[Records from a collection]

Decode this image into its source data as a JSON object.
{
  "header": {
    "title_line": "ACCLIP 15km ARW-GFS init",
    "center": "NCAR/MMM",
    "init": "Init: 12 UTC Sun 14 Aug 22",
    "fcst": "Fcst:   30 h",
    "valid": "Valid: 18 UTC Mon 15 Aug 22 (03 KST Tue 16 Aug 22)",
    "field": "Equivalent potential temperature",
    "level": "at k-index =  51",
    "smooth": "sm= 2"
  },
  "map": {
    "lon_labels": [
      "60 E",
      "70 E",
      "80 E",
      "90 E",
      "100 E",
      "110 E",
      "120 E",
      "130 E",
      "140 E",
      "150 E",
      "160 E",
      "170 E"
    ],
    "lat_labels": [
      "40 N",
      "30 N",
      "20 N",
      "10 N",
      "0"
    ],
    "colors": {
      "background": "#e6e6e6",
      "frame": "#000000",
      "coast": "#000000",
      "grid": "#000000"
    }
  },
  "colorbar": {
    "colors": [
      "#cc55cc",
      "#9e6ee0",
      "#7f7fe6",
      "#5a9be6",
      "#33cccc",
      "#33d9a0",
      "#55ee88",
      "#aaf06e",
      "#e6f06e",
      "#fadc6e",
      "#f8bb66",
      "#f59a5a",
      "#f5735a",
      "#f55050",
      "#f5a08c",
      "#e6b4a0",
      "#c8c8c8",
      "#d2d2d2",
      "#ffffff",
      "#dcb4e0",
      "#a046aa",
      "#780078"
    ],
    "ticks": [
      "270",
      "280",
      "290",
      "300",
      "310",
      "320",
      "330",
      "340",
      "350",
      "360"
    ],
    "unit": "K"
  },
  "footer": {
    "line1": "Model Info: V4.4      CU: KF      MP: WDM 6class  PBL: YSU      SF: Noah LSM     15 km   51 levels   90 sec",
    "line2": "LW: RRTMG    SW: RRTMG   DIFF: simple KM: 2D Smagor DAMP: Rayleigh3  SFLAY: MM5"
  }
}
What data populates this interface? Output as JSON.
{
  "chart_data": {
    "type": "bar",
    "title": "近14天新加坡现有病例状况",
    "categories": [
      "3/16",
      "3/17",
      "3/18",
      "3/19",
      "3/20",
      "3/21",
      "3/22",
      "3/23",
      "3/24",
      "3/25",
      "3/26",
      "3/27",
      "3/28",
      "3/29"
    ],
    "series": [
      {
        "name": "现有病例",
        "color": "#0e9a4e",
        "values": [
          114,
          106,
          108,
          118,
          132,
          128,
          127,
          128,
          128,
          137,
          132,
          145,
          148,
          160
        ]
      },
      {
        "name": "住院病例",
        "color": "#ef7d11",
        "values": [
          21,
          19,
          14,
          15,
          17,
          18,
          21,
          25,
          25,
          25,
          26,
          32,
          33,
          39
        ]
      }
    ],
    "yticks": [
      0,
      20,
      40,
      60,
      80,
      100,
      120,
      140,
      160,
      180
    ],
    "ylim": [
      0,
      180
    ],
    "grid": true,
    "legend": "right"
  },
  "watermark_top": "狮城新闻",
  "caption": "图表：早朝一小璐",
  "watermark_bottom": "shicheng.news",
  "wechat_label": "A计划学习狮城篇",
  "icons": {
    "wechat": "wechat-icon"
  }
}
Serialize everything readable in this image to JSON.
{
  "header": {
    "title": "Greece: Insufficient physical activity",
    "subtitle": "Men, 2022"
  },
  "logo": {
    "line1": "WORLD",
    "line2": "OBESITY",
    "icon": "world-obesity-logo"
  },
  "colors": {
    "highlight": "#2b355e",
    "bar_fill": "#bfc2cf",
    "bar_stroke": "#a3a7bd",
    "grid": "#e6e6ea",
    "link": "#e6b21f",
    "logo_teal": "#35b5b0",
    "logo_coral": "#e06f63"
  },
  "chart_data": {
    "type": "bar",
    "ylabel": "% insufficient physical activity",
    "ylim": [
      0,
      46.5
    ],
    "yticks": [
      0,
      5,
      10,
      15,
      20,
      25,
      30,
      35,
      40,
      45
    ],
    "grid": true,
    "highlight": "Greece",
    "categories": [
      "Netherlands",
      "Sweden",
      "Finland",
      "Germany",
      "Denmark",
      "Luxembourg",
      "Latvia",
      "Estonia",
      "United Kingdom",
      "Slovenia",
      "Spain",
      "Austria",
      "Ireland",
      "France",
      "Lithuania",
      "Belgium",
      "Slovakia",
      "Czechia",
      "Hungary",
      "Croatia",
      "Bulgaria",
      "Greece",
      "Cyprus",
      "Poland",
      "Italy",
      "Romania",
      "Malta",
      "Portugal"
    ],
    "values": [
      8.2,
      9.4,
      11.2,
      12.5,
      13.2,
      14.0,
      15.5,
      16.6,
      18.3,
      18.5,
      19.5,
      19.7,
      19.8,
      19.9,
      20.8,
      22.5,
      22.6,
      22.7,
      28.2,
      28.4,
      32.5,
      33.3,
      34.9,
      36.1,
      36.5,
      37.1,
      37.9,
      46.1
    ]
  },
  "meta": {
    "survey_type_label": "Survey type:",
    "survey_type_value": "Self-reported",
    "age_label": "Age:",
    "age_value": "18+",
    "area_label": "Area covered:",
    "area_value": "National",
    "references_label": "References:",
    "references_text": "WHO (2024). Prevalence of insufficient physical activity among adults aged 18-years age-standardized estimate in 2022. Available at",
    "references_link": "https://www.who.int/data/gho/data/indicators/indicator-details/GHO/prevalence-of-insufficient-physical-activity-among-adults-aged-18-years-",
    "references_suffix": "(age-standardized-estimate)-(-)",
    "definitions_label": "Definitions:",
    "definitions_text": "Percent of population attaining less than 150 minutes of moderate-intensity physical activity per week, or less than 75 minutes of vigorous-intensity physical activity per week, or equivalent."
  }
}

#### Written exercise:
Using the entries above, please restate each one word for word.

#### Exercise result:
Decode this image into its source data as a JSON object.
{
  "header": {
    "title_line": "ACCLIP 15km ARW-GFS init",
    "center": "NCAR/MMM",
    "init": "Init: 12 UTC Sun 14 Aug 22",
    "fcst": "Fcst:   30 h",
    "valid": "Valid: 18 UTC Mon 15 Aug 22 (03 KST Tue 16 Aug 22)",
    "field": "Equivalent potential temperature",
    "level": "at k-index =  51",
    "smooth": "sm= 2"
  },
  "map": {
    "lon_labels": [
      "60 E",
      "70 E",
      "80 E",
      "90 E",
      "100 E",
      "110 E",
      "120 E",
      "130 E",
      "140 E",
      "150 E",
      "160 E",
      "170 E"
    ],
    "lat_labels": [
      "40 N",
      "30 N",
      "20 N",
      "10 N",
      "0"
    ],
    "colors": {
      "background": "#e6e6e6",
      "frame": "#000000",
      "coast": "#000000",
      "grid": "#000000"
    }
  },
  "colorbar": {
    "colors": [
      "#cc55cc",
      "#9e6ee0",
      "#7f7fe6",
      "#5a9be6",
      "#33cccc",
      "#33d9a0",
      "#55ee88",
      "#aaf06e",
      "#e6f06e",
      "#fadc6e",
      "#f8bb66",
      "#f59a5a",
      "#f5735a",
      "#f55050",
      "#f5a08c",
      "#e6b4a0",
      "#c8c8c8",
      "#d2d2d2",
      "#ffffff",
      "#dcb4e0",
      "#a046aa",
      "#780078"
    ],
    "ticks": [
      "270",
      "280",
      "290",
      "300",
      "310",
      "320",
      "330",
      "340",
      "350",
      "360"
    ],
    "unit": "K"
  },
  "footer": {
    "line1": "Model Info: V4.4      CU: KF      MP: WDM 6class  PBL: YSU      SF: Noah LSM     15 km   51 levels   90 sec",
    "line2": "LW: RRTMG    SW: RRTMG   DIFF: simple KM: 2D Smagor DAMP: Rayleigh3  SFLAY: MM5"
  }
}
What data populates this interface? Output as JSON.
{
  "chart_data": {
    "type": "bar",
    "title": "近14天新加坡现有病例状况",
    "categories": [
      "3/16",
      "3/17",
      "3/18",
      "3/19",
      "3/20",
      "3/21",
      "3/22",
      "3/23",
      "3/24",
      "3/25",
      "3/26",
      "3/27",
      "3/28",
      "3/29"
    ],
    "series": [
      {
        "name": "现有病例",
        "color": "#0e9a4e",
        "values": [
          114,
          106,
          108,
          118,
          132,
          128,
          127,
          128,
          128,
          137,
          132,
          145,
          148,
          160
        ]
      },
      {
        "name": "住院病例",
        "color": "#ef7d11",
        "values": [
          21,
          19,
          14,
          15,
          17,
          18,
          21,
          25,
          25,
          25,
          26,
          32,
          33,
          39
        ]
      }
    ],
    "yticks": [
      0,
      20,
      40,
      60,
      80,
      100,
      120,
      140,
      160,
      180
    ],
    "ylim": [
      0,
      180
    ],
    "grid": true,
    "legend": "right"
  },
  "watermark_top": "狮城新闻",
  "caption": "图表：早朝一小璐",
  "watermark_bottom": "shicheng.news",
  "wechat_label": "A计划学习狮城篇",
  "icons": {
    "wechat": "wechat-icon"
  }
}
Serialize everything readable in this image to JSON.
{
  "header": {
    "title": "Greece: Insufficient physical activity",
    "subtitle": "Men, 2022"
  },
  "logo": {
    "line1": "WORLD",
    "line2": "OBESITY",
    "icon": "world-obesity-logo"
  },
  "colors": {
    "highlight": "#2b355e",
    "bar_fill": "#bfc2cf",
    "bar_stroke": "#a3a7bd",
    "grid": "#e6e6ea",
    "link": "#e6b21f",
    "logo_teal": "#35b5b0",
    "logo_coral": "#e06f63"
  },
  "chart_data": {
    "type": "bar",
    "ylabel": "% insufficient physical activity",
    "ylim": [
      0,
      46.5
    ],
    "yticks": [
      0,
      5,
      10,
      15,
      20,
      25,
      30,
      35,
      40,
      45
    ],
    "grid": true,
    "highlight": "Greece",
    "categories": [
      "Netherlands",
      "Sweden",
      "Finland",
      "Germany",
      "Denmark",
      "Luxembourg",
      "Latvia",
      "Estonia",
      "United Kingdom",
      "Slovenia",
      "Spain",
      "Austria",
      "Ireland",
      "France",
      "Lithuania",
      "Belgium",
      "Slovakia",
      "Czechia",
      "Hungary",
      "Croatia",
      "Bulgaria",
      "Greece",
      "Cyprus",
      "Poland",
      "Italy",
      "Romania",
      "Malta",
      "Portugal"
    ],
    "values": [
      8.2,
      9.4,
      11.2,
      12.5,
      13.2,
      14.0,
      15.5,
      16.6,
      18.3,
      18.5,
      19.5,
      19.7,
      19.8,
      19.9,
      20.8,
      22.5,
      22.6,
      22.7,
      28.2,
      28.4,
      32.5,
      33.3,
      34.9,
      36.1,
      36.5,
      37.1,
      37.9,
      46.1
    ]
  },
  "meta": {
    "survey_type_label": "Survey type:",
    "survey_type_value": "Self-reported",
    "age_label": "Age:",
    "age_value": "18+",
    "area_label": "Area covered:",
    "area_value": "National",
    "references_label": "References:",
    "references_text": "WHO (2024). Prevalence of insufficient physical activity among adults aged 18-years age-standardized estimate in 2022. Available at",
    "references_link": "https://www.who.int/data/gho/data/indicators/indicator-details/GHO/prevalence-of-insufficient-physical-activity-among-adults-aged-18-years-",
    "references_suffix": "(age-standardized-estimate)-(-)",
    "definitions_label": "Definitions:",
    "definitions_text": "Percent of population attaining less than 150 minutes of moderate-intensity physical activity per week, or less than 75 minutes of vigorous-intensity physical activity per week, or equivalent."
  }
}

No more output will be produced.